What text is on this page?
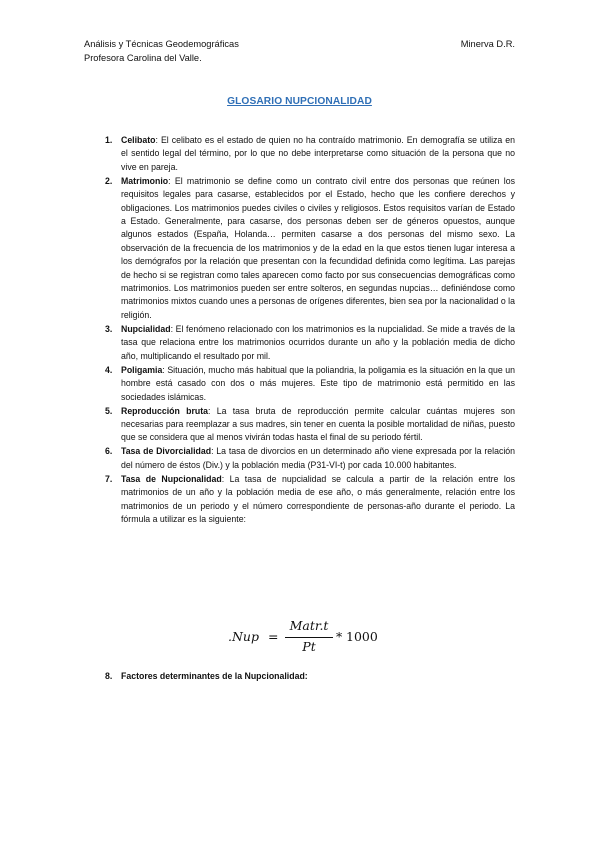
Análisis y Técnicas Geodemográficas
Profesora Carolina del Valle.
Minerva D.R.
GLOSARIO NUPCIONALIDAD
1. Celibato: El celibato es el estado de quien no ha contraído matrimonio. En demografía se utiliza en el sentido legal del término, por lo que no debe interpretarse como situación de la persona que no vive en pareja.
2. Matrimonio: El matrimonio se define como un contrato civil entre dos personas que reúnen los requisitos legales para casarse, establecidos por el Estado, hecho que les confiere derechos y obligaciones. Los matrimonios puedes civiles o civiles y religiosos. Estos requisitos varían de Estado a Estado. Generalmente, para casarse, dos personas deben ser de géneros opuestos, aunque algunos estados (España, Holanda… permiten casarse a dos personas del mismo sexo. La observación de la frecuencia de los matrimonios y de la edad en la que estos tienen lugar interesa a los demógrafos por la relación que presentan con la fecundidad definida como legítima. Las parejas de hecho si se registran como tales aparecen como facto por sus consecuencias demográficas como matrimonios. Los matrimonios pueden ser entre solteros, en segundas nupcias… definiéndose como matrimonios mixtos cuando unes a personas de orígenes diferentes, bien sea por la nacionalidad o la religión.
3. Nupcialidad: El fenómeno relacionado con los matrimonios es la nupcialidad. Se mide a través de la tasa que relaciona entre los matrimonios ocurridos durante un año y la población media de dicho año, multiplicando el resultado por mil.
4. Poligamia: Situación, mucho más habitual que la poliandria, la poligamia es la situación en la que un hombre está casado con dos o más mujeres. Este tipo de matrimonio está permitido en las sociedades islámicas.
5. Reproducción bruta: La tasa bruta de reproducción permite calcular cuántas mujeres son necesarias para reemplazar a sus madres, sin tener en cuenta la posible mortalidad de niñas, puesto que se considera que al menos vivirán todas hasta el final de su periodo fértil.
6. Tasa de Divorcialidad: La tasa de divorcios en un determinado año viene expresada por la relación del número de éstos (Div.) y la población media (P31-VI-t) por cada 10.000 habitantes.
7. Tasa de Nupcionalidad: La tasa de nupcialidad se calcula a partir de la relación entre los matrimonios de un año y la población media de ese año, o más generalmente, relación entre los matrimonios de un periodo y el número correspondiente de personas-año durante el periodo. La fórmula a utilizar es la siguiente:
.Nup =
Matr.t
Pt
* 1000
8. Factores determinantes de la Nupcionalidad:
•••••
» **Your instructions**: All records above need to be returned exactly. Omit the pictures.

» **Solution**:
What text is on this page?
Análisis y Técnicas Geodemográficas
Profesora Carolina del Valle.
Minerva D.R.
GLOSARIO NUPCIONALIDAD
1. Celibato: El celibato es el estado de quien no ha contraído matrimonio. En demografía se utiliza en el sentido legal del término, por lo que no debe interpretarse como situación de la persona que no vive en pareja.
2. Matrimonio: El matrimonio se define como un contrato civil entre dos personas que reúnen los requisitos legales para casarse, establecidos por el Estado, hecho que les confiere derechos y obligaciones. Los matrimonios puedes civiles o civiles y religiosos. Estos requisitos varían de Estado a Estado. Generalmente, para casarse, dos personas deben ser de géneros opuestos, aunque algunos estados (España, Holanda… permiten casarse a dos personas del mismo sexo. La observación de la frecuencia de los matrimonios y de la edad en la que estos tienen lugar interesa a los demógrafos por la relación que presentan con la fecundidad definida como legítima. Las parejas de hecho si se registran como tales aparecen como facto por sus consecuencias demográficas como matrimonios. Los matrimonios pueden ser entre solteros, en segundas nupcias… definiéndose como matrimonios mixtos cuando unes a personas de orígenes diferentes, bien sea por la nacionalidad o la religión.
3. Nupcialidad: El fenómeno relacionado con los matrimonios es la nupcialidad. Se mide a través de la tasa que relaciona entre los matrimonios ocurridos durante un año y la población media de dicho año, multiplicando el resultado por mil.
4. Poligamia: Situación, mucho más habitual que la poliandria, la poligamia es la situación en la que un hombre está casado con dos o más mujeres. Este tipo de matrimonio está permitido en las sociedades islámicas.
5. Reproducción bruta: La tasa bruta de reproducción permite calcular cuántas mujeres son necesarias para reemplazar a sus madres, sin tener en cuenta la posible mortalidad de niñas, puesto que se considera que al menos vivirán todas hasta el final de su periodo fértil.
6. Tasa de Divorcialidad: La tasa de divorcios en un determinado año viene expresada por la relación del número de éstos (Div.) y la población media (P31-VI-t) por cada 10.000 habitantes.
7. Tasa de Nupcionalidad: La tasa de nupcialidad se calcula a partir de la relación entre los matrimonios de un año y la población media de ese año, o más generalmente, relación entre los matrimonios de un periodo y el número correspondiente de personas-año durante el periodo. La fórmula a utilizar es la siguiente:
.Nup =
Matr.t
Pt
* 1000
8. Factores determinantes de la Nupcionalidad:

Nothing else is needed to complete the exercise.